Source text:
--------
A HAUNTED HOUSE (2013)

Genre: Comedy
Director: Michael Tiddes
Cast: Marlon Wayans, Nick Swardson, Cedric the Entertainer, Essence Atkins, David Koechner, Dave Sheridan, Liana Mendoza, Jamie Noel Marlene Forte
RunTime: 1 hr 25 mins
Rating: M18 (Sexual Humour And Scenes)
Released By: Cathay-Keris Films 
Official Website: 
 https://www.facebook.com/AHauntedHouse

Opening Day: 31 January 2013

Synopsis:  Malcolm and Keisha move into their dream home, but soon learn a demon also resides there. When Kisha becomes possessed, Malcolm - determined to keep his sex life on track - turns to a priest, a psychic, and a team of ghost-busters for help.

Movie Review:

Give a filmmaker the seminal horror movie franchise of our time and what could you possibly get in return? If the filmmaker is Marlon Wayans, the co-producer and co-writer behind such strangely gratifying parody movies like Scary Movie 1 & 2 and Dance Flick, you tend to get no further than A Haunted House. Setting his sights on the found footage sub-genre of horror movies, Wayans hammers tempests of raunchy jokes out of the Paranormal Activity series while also taking potshots at The Last Exorcism. This is supposed to be the definitive spoof for the new generation of movie-goers, so how did it end up being so wrong?

Wayans himself – like he always does in movies that he co-produces and co-writes – plays the lead role of Malcolm, who together with his girlfriend Keisha, moves into a new house in an attempt to bring more intimacy into his relationship. He buys a camcorder with the intention of chronicling every moment that he spends with his girlfriend but instead captures mysterious events. The situation takes a dive into farcical proportions when the couple calls in a pair of wacky home security guys moonlighting as ghostbusters, a gay psychic and a drug-sniffing priest who hides his poison in the Bible to investigate.

Surely there’s no shortage of cracking sex gags, underlined by an overly extensive reel of Malcolm pretending to vigorously hump his girlfriend’s teddy bear and a faintly disturbing scene of Malcolm’s girlfriend enjoying some paranormal sex with the ghost – and yet another shot of Malcolm in a bondage outfit designed to appease the demon possessing his girlfriend. If you find yourself sneaking a laugh while reading the previous lines, then you’re probably A Haunted House’s target audience. In which case you’ll find the movie’s racially-charged schtick where Malcolm mistakes his Filipino maid for a thief and a ghost fairly amusing too.
--------
What to do:
1. In the film review, who is named as the director of A Haunted House?
2. Duplicate the film review's wording from "Opening Day: 31 January" to "ghost-busters for help.".
The records play no part in this work.

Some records
--------
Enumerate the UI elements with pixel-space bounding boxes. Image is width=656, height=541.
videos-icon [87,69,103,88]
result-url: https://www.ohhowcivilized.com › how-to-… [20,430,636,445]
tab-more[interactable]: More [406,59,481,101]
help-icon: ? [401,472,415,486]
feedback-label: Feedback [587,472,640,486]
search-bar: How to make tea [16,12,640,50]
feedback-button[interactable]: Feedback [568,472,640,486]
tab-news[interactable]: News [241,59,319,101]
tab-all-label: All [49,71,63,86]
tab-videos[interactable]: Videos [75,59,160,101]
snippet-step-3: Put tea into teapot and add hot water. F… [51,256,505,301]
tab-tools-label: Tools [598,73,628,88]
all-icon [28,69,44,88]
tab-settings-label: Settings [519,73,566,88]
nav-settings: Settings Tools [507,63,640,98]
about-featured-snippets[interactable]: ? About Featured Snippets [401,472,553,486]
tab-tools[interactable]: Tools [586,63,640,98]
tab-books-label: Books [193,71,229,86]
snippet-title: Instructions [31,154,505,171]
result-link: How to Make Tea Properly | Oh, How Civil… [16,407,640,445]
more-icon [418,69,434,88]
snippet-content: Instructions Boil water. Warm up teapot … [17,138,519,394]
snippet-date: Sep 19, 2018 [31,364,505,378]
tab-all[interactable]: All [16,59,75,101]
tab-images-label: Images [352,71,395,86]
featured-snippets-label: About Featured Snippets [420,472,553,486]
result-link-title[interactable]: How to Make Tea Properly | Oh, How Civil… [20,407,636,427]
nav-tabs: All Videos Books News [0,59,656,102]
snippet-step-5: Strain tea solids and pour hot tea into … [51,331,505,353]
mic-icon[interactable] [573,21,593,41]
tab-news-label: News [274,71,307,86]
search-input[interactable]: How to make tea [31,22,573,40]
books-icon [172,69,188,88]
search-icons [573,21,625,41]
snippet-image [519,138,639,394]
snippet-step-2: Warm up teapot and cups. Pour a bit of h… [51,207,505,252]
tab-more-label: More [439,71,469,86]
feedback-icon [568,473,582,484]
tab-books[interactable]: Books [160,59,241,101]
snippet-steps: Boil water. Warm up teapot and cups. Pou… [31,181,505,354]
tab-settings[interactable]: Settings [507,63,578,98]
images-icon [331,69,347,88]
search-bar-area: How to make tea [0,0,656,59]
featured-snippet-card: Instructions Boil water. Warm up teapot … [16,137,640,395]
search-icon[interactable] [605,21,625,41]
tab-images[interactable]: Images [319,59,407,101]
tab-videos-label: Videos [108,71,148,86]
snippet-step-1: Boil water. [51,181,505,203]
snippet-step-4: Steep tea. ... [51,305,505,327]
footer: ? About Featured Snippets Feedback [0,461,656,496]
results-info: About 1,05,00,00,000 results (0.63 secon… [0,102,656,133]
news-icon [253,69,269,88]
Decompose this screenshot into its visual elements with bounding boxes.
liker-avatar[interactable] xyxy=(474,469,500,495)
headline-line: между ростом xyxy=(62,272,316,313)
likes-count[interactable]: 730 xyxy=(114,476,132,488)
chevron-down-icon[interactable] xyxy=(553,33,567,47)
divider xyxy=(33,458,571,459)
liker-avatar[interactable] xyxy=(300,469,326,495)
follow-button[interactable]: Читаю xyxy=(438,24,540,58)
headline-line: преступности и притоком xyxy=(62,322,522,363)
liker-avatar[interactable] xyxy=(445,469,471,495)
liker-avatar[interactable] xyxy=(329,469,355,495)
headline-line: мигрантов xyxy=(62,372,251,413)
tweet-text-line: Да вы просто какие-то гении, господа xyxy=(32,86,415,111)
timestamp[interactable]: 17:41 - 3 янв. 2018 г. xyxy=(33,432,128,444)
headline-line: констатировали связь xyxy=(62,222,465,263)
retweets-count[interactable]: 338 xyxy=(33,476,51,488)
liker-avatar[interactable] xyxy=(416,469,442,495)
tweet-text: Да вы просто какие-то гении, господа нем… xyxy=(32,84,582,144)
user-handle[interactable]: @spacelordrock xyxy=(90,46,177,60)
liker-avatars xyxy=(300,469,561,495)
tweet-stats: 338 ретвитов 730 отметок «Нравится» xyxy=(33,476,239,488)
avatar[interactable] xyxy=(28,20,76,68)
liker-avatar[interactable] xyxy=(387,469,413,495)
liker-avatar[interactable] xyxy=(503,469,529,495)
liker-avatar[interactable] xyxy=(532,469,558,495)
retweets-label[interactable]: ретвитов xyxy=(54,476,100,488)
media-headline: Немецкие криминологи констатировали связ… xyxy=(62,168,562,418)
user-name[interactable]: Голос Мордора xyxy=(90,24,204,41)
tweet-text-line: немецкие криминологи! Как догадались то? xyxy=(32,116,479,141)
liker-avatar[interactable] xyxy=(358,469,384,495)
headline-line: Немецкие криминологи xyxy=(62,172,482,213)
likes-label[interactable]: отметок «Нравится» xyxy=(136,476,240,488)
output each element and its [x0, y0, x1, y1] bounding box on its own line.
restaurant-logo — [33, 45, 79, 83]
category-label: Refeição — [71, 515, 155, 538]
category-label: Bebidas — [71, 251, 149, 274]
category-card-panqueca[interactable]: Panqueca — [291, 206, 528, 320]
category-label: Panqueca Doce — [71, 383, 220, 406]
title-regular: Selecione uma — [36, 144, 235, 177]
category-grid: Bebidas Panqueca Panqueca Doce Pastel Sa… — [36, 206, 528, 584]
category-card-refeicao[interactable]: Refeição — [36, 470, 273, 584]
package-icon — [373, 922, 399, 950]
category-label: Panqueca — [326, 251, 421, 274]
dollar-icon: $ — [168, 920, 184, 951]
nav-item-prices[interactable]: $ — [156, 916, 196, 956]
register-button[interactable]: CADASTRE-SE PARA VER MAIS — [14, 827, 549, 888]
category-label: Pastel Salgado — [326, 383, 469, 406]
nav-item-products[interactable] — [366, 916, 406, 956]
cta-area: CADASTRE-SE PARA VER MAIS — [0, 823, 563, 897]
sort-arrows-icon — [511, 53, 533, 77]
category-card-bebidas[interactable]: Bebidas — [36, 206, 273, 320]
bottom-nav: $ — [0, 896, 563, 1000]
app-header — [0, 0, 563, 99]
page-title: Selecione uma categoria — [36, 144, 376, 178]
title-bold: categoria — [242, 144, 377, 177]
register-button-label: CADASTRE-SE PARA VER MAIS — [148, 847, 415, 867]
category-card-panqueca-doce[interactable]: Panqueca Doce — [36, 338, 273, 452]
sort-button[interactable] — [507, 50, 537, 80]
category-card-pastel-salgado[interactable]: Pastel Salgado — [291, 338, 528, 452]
--------
Exercise answers:
1. Michael Tiddes

2.
Opening Day: 31 January 2013

Synopsis:  Malcolm and Keisha move into their dream home, but soon learn a demon also resides there. When Kisha becomes possessed, Malcolm - determined to keep his sex life on track - turns to a priest, a psychic, and a team of ghost-busters for help.